Identify every line in the records below that contains the word "ngày", and reproduce each one.

----- Entries

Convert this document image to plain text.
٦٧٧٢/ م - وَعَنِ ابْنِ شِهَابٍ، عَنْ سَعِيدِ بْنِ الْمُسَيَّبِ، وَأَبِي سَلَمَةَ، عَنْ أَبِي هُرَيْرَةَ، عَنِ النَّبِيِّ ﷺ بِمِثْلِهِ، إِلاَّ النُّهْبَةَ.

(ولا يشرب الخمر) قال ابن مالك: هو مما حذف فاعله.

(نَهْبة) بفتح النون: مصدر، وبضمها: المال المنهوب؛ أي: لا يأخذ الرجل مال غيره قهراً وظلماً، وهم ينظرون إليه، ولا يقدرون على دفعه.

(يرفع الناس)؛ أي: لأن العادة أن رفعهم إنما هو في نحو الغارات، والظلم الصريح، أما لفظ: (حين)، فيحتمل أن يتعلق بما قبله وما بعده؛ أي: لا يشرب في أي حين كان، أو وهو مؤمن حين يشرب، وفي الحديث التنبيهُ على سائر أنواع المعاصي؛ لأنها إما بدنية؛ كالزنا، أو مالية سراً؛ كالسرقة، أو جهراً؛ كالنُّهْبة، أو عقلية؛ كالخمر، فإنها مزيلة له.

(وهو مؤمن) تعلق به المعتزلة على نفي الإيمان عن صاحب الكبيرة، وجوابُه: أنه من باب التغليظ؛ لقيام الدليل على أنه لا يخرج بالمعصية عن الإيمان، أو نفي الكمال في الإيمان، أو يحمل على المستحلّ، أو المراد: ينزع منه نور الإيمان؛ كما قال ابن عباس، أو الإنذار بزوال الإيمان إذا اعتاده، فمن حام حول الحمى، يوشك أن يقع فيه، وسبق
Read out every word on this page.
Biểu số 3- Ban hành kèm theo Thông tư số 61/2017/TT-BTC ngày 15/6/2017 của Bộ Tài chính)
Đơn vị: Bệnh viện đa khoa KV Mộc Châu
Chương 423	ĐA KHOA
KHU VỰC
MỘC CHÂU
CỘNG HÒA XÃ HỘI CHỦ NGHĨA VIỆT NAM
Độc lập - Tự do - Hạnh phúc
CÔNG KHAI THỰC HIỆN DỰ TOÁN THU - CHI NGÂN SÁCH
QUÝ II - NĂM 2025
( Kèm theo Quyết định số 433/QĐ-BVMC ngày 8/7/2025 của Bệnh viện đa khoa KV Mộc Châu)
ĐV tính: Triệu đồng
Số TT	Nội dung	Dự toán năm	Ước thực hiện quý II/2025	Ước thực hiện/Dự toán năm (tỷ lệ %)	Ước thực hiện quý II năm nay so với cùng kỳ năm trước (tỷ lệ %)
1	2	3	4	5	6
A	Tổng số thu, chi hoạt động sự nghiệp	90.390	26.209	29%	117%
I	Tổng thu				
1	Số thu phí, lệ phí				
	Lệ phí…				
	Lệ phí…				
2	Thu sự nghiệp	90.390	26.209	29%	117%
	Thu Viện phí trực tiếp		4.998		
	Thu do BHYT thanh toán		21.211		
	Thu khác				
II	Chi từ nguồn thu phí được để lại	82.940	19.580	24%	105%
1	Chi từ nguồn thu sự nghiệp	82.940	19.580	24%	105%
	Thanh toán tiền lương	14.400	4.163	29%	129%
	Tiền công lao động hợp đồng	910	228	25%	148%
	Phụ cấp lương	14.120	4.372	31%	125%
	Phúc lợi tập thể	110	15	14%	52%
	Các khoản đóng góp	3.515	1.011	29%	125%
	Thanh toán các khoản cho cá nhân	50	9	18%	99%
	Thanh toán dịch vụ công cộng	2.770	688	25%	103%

----------

- **The completed task**:
Biểu số 3- Ban hành kèm theo Thông tư số 61/2017/TT-BTC ngày 15/6/2017 của Bộ Tài chính)
( Kèm theo Quyết định số 433/QĐ-BVMC ngày 8/7/2025 của Bệnh viện đa khoa KV Mộc Châu)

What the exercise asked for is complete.